++++ Data in this exercise ++++

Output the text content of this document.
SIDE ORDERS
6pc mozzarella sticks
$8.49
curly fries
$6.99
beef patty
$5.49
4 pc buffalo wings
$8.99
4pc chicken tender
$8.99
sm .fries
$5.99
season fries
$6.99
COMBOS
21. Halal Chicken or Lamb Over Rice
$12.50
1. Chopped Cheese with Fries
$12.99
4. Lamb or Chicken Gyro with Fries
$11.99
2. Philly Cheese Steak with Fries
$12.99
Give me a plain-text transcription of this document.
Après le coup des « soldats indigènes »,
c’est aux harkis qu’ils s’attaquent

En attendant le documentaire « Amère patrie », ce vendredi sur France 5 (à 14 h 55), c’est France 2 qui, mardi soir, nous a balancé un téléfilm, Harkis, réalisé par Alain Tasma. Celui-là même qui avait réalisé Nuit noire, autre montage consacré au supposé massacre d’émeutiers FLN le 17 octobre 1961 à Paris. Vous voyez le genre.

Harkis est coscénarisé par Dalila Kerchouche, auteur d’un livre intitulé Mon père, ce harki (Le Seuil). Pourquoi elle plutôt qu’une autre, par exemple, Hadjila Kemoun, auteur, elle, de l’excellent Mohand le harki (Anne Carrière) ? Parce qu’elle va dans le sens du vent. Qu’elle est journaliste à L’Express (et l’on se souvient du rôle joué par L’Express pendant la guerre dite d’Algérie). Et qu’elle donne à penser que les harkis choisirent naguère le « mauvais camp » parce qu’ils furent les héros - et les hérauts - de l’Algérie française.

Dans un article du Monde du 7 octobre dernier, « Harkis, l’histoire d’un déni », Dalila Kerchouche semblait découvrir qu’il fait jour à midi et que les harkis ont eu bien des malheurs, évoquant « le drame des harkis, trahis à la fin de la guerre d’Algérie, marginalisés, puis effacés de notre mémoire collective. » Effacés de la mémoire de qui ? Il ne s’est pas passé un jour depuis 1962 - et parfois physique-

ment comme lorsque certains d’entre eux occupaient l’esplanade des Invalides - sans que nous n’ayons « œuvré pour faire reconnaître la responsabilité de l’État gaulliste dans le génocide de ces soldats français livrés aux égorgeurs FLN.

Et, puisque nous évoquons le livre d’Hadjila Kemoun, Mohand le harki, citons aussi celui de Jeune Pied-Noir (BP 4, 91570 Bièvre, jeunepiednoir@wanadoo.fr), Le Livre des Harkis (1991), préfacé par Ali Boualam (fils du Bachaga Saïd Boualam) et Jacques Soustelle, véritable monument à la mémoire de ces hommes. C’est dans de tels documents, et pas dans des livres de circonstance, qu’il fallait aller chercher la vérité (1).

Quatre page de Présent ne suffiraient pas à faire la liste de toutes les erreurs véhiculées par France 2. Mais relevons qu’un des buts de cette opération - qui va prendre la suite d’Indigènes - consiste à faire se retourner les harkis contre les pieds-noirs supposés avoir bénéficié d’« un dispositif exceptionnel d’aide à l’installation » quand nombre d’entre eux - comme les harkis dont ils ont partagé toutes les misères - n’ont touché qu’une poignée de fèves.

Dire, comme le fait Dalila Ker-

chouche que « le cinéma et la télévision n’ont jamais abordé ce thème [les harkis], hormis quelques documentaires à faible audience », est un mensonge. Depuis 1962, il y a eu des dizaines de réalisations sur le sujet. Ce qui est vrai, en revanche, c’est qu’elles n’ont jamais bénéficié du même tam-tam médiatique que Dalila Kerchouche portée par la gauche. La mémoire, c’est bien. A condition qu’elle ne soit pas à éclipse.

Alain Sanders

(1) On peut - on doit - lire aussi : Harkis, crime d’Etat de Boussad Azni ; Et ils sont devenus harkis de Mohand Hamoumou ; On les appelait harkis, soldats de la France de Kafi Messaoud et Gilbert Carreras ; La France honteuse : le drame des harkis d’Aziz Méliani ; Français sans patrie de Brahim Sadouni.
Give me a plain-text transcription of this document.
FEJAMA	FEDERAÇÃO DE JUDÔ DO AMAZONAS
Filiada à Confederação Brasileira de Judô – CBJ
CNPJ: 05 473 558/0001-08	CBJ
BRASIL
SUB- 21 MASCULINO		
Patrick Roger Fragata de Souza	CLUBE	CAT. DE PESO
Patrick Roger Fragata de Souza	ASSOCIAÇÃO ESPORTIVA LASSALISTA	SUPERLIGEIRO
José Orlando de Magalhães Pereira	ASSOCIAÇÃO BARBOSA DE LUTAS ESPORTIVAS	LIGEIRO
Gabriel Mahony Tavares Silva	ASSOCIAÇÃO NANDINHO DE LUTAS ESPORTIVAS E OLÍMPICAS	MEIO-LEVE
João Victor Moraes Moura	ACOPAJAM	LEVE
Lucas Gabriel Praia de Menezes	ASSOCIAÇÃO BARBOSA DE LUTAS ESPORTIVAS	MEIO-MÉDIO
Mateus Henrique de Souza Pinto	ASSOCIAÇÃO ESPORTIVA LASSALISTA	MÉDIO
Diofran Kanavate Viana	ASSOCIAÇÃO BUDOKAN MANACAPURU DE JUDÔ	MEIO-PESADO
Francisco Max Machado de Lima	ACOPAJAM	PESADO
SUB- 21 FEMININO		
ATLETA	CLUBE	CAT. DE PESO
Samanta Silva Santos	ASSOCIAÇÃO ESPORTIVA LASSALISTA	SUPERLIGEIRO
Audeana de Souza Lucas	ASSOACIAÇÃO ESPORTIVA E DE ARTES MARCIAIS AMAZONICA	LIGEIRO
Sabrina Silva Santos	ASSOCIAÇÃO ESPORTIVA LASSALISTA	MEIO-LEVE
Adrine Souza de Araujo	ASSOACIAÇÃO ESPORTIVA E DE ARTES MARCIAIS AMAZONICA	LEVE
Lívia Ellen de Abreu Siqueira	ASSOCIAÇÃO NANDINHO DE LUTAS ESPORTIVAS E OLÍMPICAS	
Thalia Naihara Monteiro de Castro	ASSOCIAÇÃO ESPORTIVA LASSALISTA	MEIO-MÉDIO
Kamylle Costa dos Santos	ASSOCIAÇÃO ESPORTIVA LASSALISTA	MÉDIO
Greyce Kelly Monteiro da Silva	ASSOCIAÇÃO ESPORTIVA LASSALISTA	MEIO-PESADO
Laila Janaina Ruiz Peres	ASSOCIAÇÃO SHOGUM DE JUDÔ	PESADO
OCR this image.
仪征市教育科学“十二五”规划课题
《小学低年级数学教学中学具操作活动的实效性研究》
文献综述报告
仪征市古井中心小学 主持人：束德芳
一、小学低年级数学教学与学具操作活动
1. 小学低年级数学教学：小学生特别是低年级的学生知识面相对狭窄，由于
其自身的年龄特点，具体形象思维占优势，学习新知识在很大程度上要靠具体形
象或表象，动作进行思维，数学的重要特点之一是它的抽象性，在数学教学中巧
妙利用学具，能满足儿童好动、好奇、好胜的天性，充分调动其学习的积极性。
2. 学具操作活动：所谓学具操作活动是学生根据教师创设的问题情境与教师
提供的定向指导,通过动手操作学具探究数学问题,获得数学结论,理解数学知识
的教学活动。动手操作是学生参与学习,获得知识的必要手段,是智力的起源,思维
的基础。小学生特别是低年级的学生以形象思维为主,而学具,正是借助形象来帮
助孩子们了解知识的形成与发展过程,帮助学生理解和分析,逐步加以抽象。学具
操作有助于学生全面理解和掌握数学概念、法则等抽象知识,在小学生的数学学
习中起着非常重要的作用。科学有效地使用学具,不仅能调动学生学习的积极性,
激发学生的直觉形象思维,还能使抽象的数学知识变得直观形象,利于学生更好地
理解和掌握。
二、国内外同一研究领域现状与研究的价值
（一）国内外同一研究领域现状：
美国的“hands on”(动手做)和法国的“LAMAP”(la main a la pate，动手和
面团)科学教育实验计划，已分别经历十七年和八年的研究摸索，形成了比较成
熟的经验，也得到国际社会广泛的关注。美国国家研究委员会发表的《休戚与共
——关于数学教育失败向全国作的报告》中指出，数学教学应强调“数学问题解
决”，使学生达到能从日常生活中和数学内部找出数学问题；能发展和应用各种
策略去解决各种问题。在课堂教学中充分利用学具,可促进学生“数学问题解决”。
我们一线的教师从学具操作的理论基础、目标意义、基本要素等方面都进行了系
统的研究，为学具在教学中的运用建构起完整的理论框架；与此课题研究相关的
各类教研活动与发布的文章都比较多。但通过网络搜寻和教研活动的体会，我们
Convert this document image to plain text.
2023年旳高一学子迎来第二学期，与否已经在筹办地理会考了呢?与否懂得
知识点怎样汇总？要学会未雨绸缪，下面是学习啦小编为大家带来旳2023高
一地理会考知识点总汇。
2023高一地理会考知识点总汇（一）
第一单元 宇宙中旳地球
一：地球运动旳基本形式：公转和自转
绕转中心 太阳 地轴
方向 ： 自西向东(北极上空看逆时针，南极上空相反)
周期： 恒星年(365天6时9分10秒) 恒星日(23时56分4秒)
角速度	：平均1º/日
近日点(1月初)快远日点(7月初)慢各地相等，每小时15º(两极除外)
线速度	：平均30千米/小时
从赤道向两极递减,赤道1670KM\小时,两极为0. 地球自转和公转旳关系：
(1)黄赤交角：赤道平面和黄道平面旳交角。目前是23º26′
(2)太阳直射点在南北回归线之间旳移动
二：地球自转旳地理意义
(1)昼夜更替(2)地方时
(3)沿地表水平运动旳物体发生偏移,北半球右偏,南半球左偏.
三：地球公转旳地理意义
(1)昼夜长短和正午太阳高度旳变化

++++

Exercise directions: Copy each line of the records that contains the word "OLÍMPICAS".

Exercise output:
Gabriel Mahony Tavares Silva	ASSOCIAÇÃO NANDINHO DE LUTAS ESPORTIVAS E OLÍMPICAS	MEIO-LEVE
Lívia Ellen de Abreu Siqueira	ASSOCIAÇÃO NANDINHO DE LUTAS ESPORTIVAS E OLÍMPICAS	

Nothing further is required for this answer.